Problems to solve:
**a)** From the data storage clauses below, list the units that Clause 9 names as making up the data storage apparatus.
**b)** Answer these questions from the data storage clauses below:
(i) According to Clause 7, what is input into the feature extraction model?
(ii) According to Clause 10, which unit stores the data when it does not belong to the predetermined data type?
(iii) According to Clause 13, what is determined in response to query information of a user?

--- Start Page text ---

Clause 6. The method according to clause 5, wherein the extracting the feature vector of the data further comprises:
extracting, based on the description information and the directory address of the data, the feature vector corresponding to the data.
Clause 7. The method according to clause 6, wherein the extracting, based on the description information and the directory address of the data, the feature vector corresponding to the data comprises:
acquiring, according to the description information of the data, the feature extraction model used for extracting the feature vector and corresponding to the data; and
inputting the directory address into the feature extraction model to output the feature vector corresponding to the data.
Clause 8. The method according to any one of clauses 1-7, wherein the predetermined data type comprises one or more of following data types:
a text;
a picture;
an XML;
a HTML;
an image;
an audio; and
a video.
Clause 9. A data storage apparatus, the apparatus comprising:
a determining unit that determines whether to-be-stored data belongs to a predetermined data type;
a first storage unit that stores the data and generates a directory address of the data in response to determining that the data belongs to the predetermined data type;
a feature extraction unit that extracts a feature vector of the data; and
a second storage unit that associatively stores the feature vector with the directory address of the data.
Clause 10. The apparatus according to clause 9, wherein the second storage unit further stores the data in response to determining that the to-be-stored data does not belong to the predetermined data type.
Clause 11. The apparatus according to clause 9 or 10, further comprising:
a metadata storage unit that acquires description information of the data in response to determining that the to-be-stored data belongs to the predetermined data type, and associatively stores the description information with the directory address of the data.
Clause 12. A data query method, the method comprising:
generating at least one to-be-queried feature vector;
determining at least one feature vector similar to the to-be-queried feature vector;
acquiring at least one directory address associated with the determined at least one feature vector; and
determining at least one piece of data pointed to by the acquired at least one directory address as target data.
Clause 13. The method according to clause 12, wherein before the generating the at least one to-be-queried feature vector, the method further comprises:
in response to query information of a user, determining whether the query information contains a predetermined data type; and
in response to determining that the query information contains the predetermined data type, generating the at least one to-be-queried feature vector.
Clause 14. The method according to clause 13, wherein the predetermined data type comprises one or more of following data types:
a text;
a picture;
an XML;
a HTML;
an image;
an audio; and
a video.

--- End Page text ---
--- Start Information supplied ---

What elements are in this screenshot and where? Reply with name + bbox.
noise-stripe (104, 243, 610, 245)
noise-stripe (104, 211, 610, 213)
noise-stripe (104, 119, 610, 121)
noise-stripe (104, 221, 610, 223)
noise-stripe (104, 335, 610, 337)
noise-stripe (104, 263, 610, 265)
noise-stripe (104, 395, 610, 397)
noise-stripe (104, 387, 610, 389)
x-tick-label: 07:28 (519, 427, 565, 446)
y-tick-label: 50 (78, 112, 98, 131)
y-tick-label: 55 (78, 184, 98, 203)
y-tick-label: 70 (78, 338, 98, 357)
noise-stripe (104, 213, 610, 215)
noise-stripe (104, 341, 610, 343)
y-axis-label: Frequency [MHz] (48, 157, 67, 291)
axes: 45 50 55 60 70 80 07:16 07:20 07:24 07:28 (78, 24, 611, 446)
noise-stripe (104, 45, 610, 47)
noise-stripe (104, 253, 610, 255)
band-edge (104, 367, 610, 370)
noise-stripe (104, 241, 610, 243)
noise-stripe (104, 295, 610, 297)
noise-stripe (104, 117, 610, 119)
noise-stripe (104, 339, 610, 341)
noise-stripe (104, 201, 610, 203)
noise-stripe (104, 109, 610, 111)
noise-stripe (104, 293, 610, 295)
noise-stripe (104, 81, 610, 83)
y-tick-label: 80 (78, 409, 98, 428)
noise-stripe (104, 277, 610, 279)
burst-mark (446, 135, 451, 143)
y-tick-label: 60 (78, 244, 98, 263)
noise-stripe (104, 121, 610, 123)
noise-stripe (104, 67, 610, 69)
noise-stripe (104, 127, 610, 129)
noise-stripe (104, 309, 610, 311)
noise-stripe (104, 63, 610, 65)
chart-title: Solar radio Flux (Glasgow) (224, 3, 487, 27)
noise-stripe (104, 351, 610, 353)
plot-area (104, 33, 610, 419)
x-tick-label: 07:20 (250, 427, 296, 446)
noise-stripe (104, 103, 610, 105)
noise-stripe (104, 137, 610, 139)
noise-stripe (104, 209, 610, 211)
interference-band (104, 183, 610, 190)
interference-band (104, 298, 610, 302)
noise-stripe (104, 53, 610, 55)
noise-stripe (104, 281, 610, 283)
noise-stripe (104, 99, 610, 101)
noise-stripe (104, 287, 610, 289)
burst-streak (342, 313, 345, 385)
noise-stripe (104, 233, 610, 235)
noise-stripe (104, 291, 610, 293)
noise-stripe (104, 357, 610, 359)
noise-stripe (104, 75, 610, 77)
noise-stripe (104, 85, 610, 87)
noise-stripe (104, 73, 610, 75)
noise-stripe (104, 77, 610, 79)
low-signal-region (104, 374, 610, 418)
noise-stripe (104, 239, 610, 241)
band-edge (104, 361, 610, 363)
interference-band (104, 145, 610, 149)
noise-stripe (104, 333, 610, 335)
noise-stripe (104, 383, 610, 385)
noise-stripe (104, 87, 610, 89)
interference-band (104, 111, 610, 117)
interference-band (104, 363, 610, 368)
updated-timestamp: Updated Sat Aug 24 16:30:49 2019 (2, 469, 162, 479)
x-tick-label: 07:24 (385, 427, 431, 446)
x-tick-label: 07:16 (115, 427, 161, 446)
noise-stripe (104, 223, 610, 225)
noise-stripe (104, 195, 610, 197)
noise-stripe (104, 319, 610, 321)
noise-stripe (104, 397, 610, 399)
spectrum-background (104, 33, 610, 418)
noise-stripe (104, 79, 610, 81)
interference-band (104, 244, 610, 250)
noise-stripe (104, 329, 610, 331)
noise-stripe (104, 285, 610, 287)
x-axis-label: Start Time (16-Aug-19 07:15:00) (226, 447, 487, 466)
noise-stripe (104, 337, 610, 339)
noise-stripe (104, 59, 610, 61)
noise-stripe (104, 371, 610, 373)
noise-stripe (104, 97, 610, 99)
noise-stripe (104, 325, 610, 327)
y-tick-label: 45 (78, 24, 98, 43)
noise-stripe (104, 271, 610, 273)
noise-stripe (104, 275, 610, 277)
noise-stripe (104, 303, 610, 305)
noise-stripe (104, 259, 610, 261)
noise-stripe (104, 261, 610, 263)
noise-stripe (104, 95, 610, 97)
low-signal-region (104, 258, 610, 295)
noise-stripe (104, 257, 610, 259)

--- End Information supplied ---

Answers by task:
**a)**
- a determining unit
- a first storage unit
- a feature extraction unit
- a second storage unit

**b)**
(i) The directory address.
(ii) The second storage unit.
(iii) Whether the query information contains a predetermined data type.